== Written instruction ==
Make an exact copy of the records, dropping all pictures.

== Extracted records ==
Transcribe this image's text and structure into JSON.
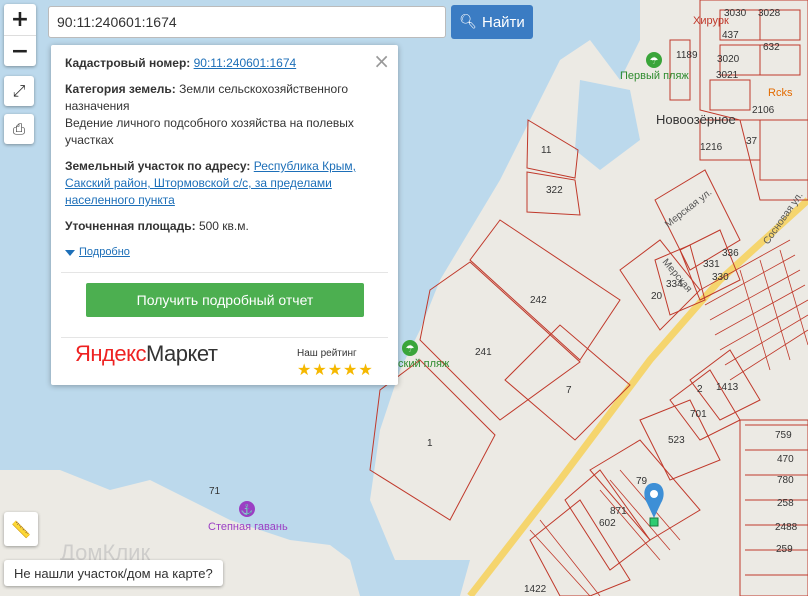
{
  "search": {
    "value": "90:11:240601:1674",
    "button_label": "Найти"
  },
  "zoom": {
    "in_label": "+",
    "out_label": "−"
  },
  "popup": {
    "cadastral_label": "Кадастровый номер:",
    "cadastral_value": "90:11:240601:1674",
    "category_label": "Категория земель:",
    "category_value_1": "Земли сельскохозяйственного",
    "category_value_2": "назначения",
    "usage_1": "Ведение личного подсобного хозяйства на полевых",
    "usage_2": "участках",
    "address_label": "Земельный участок по адресу:",
    "address_1": "Республика Крым,",
    "address_2": "Сакский район, Штормовской с/с, за пределами",
    "address_3": "населенного пункта",
    "area_label": "Уточненная площадь:",
    "area_value": "500 кв.м.",
    "more_label": "Подробно",
    "report_button": "Получить подробный отчет",
    "ad_brand_red": "Яндекс",
    "ad_brand": "Маркет",
    "rating_label": "Наш рейтинг",
    "stars": "★★★★★"
  },
  "bottom_link": "Не нашли участок/дом на карте?",
  "map_labels": {
    "town": "Новоозёрное",
    "beach1": "Первый пляж",
    "beach2": "ский пляж",
    "harbor": "Степная гавань",
    "street1": "Мерская ул.",
    "street2": "Сосновая ул.",
    "street3": "Мерская",
    "rcks": "Rcks",
    "watermark": "ДомКлик",
    "khz": "Хирурк"
  },
  "parcels": [
    "3030",
    "3028",
    "437",
    "632",
    "1189",
    "3020",
    "3021",
    "2106",
    "37",
    "1216",
    "11",
    "322",
    "242",
    "241",
    "7",
    "1",
    "336",
    "331",
    "330",
    "334",
    "20",
    "2",
    "1413",
    "701",
    "523",
    "79",
    "871",
    "602",
    "759",
    "470",
    "780",
    "258",
    "2488",
    "259",
    "1422",
    "71"
  ],
  "colors": {
    "water": "#bcd9ec",
    "land": "#eceae4",
    "parcel": "#c0392b",
    "road": "#f5d56e",
    "button": "#3b7cc3",
    "report": "#4caf50"
  }
}
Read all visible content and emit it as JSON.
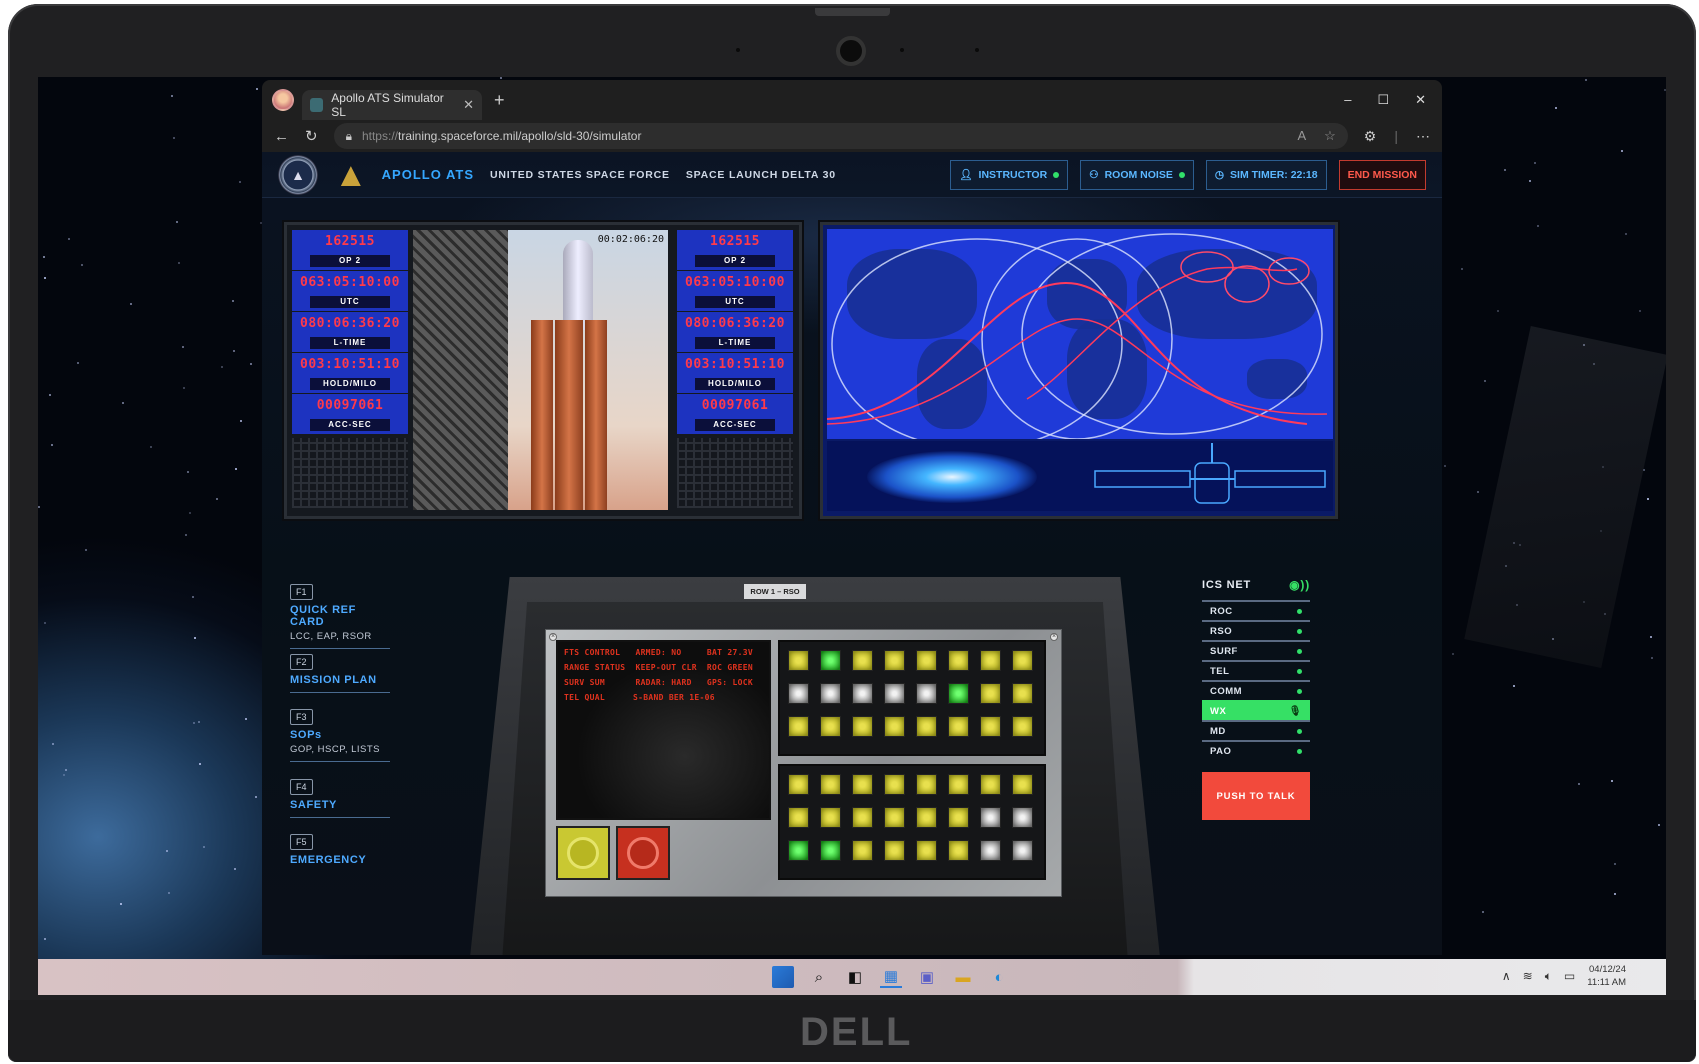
{
  "browser": {
    "tab_title": "Apollo ATS Simulator SL",
    "url_scheme": "https://",
    "url_rest": "training.spaceforce.mil/apollo/sld-30/simulator"
  },
  "header": {
    "brand": "APOLLO ATS",
    "org": "UNITED STATES SPACE FORCE",
    "unit": "SPACE LAUNCH DELTA 30",
    "instructor": "INSTRUCTOR",
    "room_noise": "ROOM NOISE",
    "sim_timer": "SIM TIMER: 22:18",
    "end_mission": "END MISSION"
  },
  "clocks": [
    {
      "value": "162515",
      "label": "OP 2"
    },
    {
      "value": "063:05:10:00",
      "label": "UTC"
    },
    {
      "value": "080:06:36:20",
      "label": "L-TIME"
    },
    {
      "value": "003:10:51:10",
      "label": "HOLD/MILO"
    },
    {
      "value": "00097061",
      "label": "ACC-SEC"
    }
  ],
  "video": {
    "timestamp": "00:02:06:20"
  },
  "fnav": [
    {
      "key": "F1",
      "title": "QUICK REF CARD",
      "sub": "LCC, EAP, RSOR"
    },
    {
      "key": "F2",
      "title": "MISSION PLAN",
      "sub": ""
    },
    {
      "key": "F3",
      "title": "SOPs",
      "sub": "GOP, HSCP, LISTS"
    },
    {
      "key": "F4",
      "title": "SAFETY",
      "sub": ""
    },
    {
      "key": "F5",
      "title": "EMERGENCY",
      "sub": ""
    }
  ],
  "console": {
    "row_label": "ROW 1 – RSO",
    "crt": [
      [
        "FTS CONTROL",
        "ARMED: NO",
        "BAT 27.3V"
      ],
      [
        "RANGE STATUS",
        "KEEP-OUT CLR",
        "ROC GREEN"
      ],
      [
        "SURV SUM",
        "RADAR: HARD",
        "GPS: LOCK"
      ],
      [
        "TEL QUAL",
        "S-BAND  BER 1E-06",
        ""
      ]
    ],
    "lights_top": [
      [
        "y",
        "g",
        "y",
        "y",
        "y",
        "y",
        "y",
        "y"
      ],
      [
        "w",
        "w",
        "w",
        "w",
        "w",
        "g",
        "y",
        "y"
      ],
      [
        "y",
        "y",
        "y",
        "y",
        "y",
        "y",
        "y",
        "y"
      ]
    ],
    "lights_bottom": [
      [
        "y",
        "y",
        "y",
        "y",
        "y",
        "y",
        "y",
        "y"
      ],
      [
        "y",
        "y",
        "y",
        "y",
        "y",
        "y",
        "w",
        "w"
      ],
      [
        "g",
        "g",
        "y",
        "y",
        "y",
        "y",
        "w",
        "w"
      ]
    ]
  },
  "ics": {
    "title": "ICS NET",
    "items": [
      {
        "label": "ROC",
        "active": false
      },
      {
        "label": "RSO",
        "active": false
      },
      {
        "label": "SURF",
        "active": false
      },
      {
        "label": "TEL",
        "active": false
      },
      {
        "label": "COMM",
        "active": false
      },
      {
        "label": "WX",
        "active": true
      },
      {
        "label": "MD",
        "active": false
      },
      {
        "label": "PAO",
        "active": false
      }
    ],
    "push_to_talk": "PUSH TO TALK"
  },
  "taskbar": {
    "date": "04/12/24",
    "time": "11:11 AM"
  },
  "device": {
    "brand": "DELL"
  },
  "colors": {
    "accent": "#35a7ff",
    "active_green": "#36e065",
    "alert_red": "#f24a3c"
  }
}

== Solution for this exercise ==
Transcribe this image's text and structure into JSON.
{
  "search": {
    "value": "90:11:240601:1674",
    "button_label": "Найти"
  },
  "zoom": {
    "in_label": "+",
    "out_label": "−"
  },
  "popup": {
    "cadastral_label": "Кадастровый номер:",
    "cadastral_value": "90:11:240601:1674",
    "category_label": "Категория земель:",
    "category_value_1": "Земли сельскохозяйственного",
    "category_value_2": "назначения",
    "usage_1": "Ведение личного подсобного хозяйства на полевых",
    "usage_2": "участках",
    "address_label": "Земельный участок по адресу:",
    "address_1": "Республика Крым,",
    "address_2": "Сакский район, Штормовской с/с, за пределами",
    "address_3": "населенного пункта",
    "area_label": "Уточненная площадь:",
    "area_value": "500 кв.м.",
    "more_label": "Подробно",
    "report_button": "Получить подробный отчет",
    "ad_brand_red": "Яндекс",
    "ad_brand": "Маркет",
    "rating_label": "Наш рейтинг",
    "stars": "★★★★★"
  },
  "bottom_link": "Не нашли участок/дом на карте?",
  "map_labels": {
    "town": "Новоозёрное",
    "beach1": "Первый пляж",
    "beach2": "ский пляж",
    "harbor": "Степная гавань",
    "street1": "Мерская ул.",
    "street2": "Сосновая ул.",
    "street3": "Мерская",
    "rcks": "Rcks",
    "watermark": "ДомКлик",
    "khz": "Хирурк"
  },
  "parcels": [
    "3030",
    "3028",
    "437",
    "632",
    "1189",
    "3020",
    "3021",
    "2106",
    "37",
    "1216",
    "11",
    "322",
    "242",
    "241",
    "7",
    "1",
    "336",
    "331",
    "330",
    "334",
    "20",
    "2",
    "1413",
    "701",
    "523",
    "79",
    "871",
    "602",
    "759",
    "470",
    "780",
    "258",
    "2488",
    "259",
    "1422",
    "71"
  ],
  "colors": {
    "water": "#bcd9ec",
    "land": "#eceae4",
    "parcel": "#c0392b",
    "road": "#f5d56e",
    "button": "#3b7cc3",
    "report": "#4caf50"
  }
}
Read all visible content and emit it as JSON.
{
  "browser": {
    "tab_title": "Apollo ATS Simulator SL",
    "url_scheme": "https://",
    "url_rest": "training.spaceforce.mil/apollo/sld-30/simulator"
  },
  "header": {
    "brand": "APOLLO ATS",
    "org": "UNITED STATES SPACE FORCE",
    "unit": "SPACE LAUNCH DELTA 30",
    "instructor": "INSTRUCTOR",
    "room_noise": "ROOM NOISE",
    "sim_timer": "SIM TIMER: 22:18",
    "end_mission": "END MISSION"
  },
  "clocks": [
    {
      "value": "162515",
      "label": "OP 2"
    },
    {
      "value": "063:05:10:00",
      "label": "UTC"
    },
    {
      "value": "080:06:36:20",
      "label": "L-TIME"
    },
    {
      "value": "003:10:51:10",
      "label": "HOLD/MILO"
    },
    {
      "value": "00097061",
      "label": "ACC-SEC"
    }
  ],
  "video": {
    "timestamp": "00:02:06:20"
  },
  "fnav": [
    {
      "key": "F1",
      "title": "QUICK REF CARD",
      "sub": "LCC, EAP, RSOR"
    },
    {
      "key": "F2",
      "title": "MISSION PLAN",
      "sub": ""
    },
    {
      "key": "F3",
      "title": "SOPs",
      "sub": "GOP, HSCP, LISTS"
    },
    {
      "key": "F4",
      "title": "SAFETY",
      "sub": ""
    },
    {
      "key": "F5",
      "title": "EMERGENCY",
      "sub": ""
    }
  ],
  "console": {
    "row_label": "ROW 1 – RSO",
    "crt": [
      [
        "FTS CONTROL",
        "ARMED: NO",
        "BAT 27.3V"
      ],
      [
        "RANGE STATUS",
        "KEEP-OUT CLR",
        "ROC GREEN"
      ],
      [
        "SURV SUM",
        "RADAR: HARD",
        "GPS: LOCK"
      ],
      [
        "TEL QUAL",
        "S-BAND  BER 1E-06",
        ""
      ]
    ],
    "lights_top": [
      [
        "y",
        "g",
        "y",
        "y",
        "y",
        "y",
        "y",
        "y"
      ],
      [
        "w",
        "w",
        "w",
        "w",
        "w",
        "g",
        "y",
        "y"
      ],
      [
        "y",
        "y",
        "y",
        "y",
        "y",
        "y",
        "y",
        "y"
      ]
    ],
    "lights_bottom": [
      [
        "y",
        "y",
        "y",
        "y",
        "y",
        "y",
        "y",
        "y"
      ],
      [
        "y",
        "y",
        "y",
        "y",
        "y",
        "y",
        "w",
        "w"
      ],
      [
        "g",
        "g",
        "y",
        "y",
        "y",
        "y",
        "w",
        "w"
      ]
    ]
  },
  "ics": {
    "title": "ICS NET",
    "items": [
      {
        "label": "ROC",
        "active": false
      },
      {
        "label": "RSO",
        "active": false
      },
      {
        "label": "SURF",
        "active": false
      },
      {
        "label": "TEL",
        "active": false
      },
      {
        "label": "COMM",
        "active": false
      },
      {
        "label": "WX",
        "active": true
      },
      {
        "label": "MD",
        "active": false
      },
      {
        "label": "PAO",
        "active": false
      }
    ],
    "push_to_talk": "PUSH TO TALK"
  },
  "taskbar": {
    "date": "04/12/24",
    "time": "11:11 AM"
  },
  "device": {
    "brand": "DELL"
  },
  "colors": {
    "accent": "#35a7ff",
    "active_green": "#36e065",
    "alert_red": "#f24a3c"
  }
}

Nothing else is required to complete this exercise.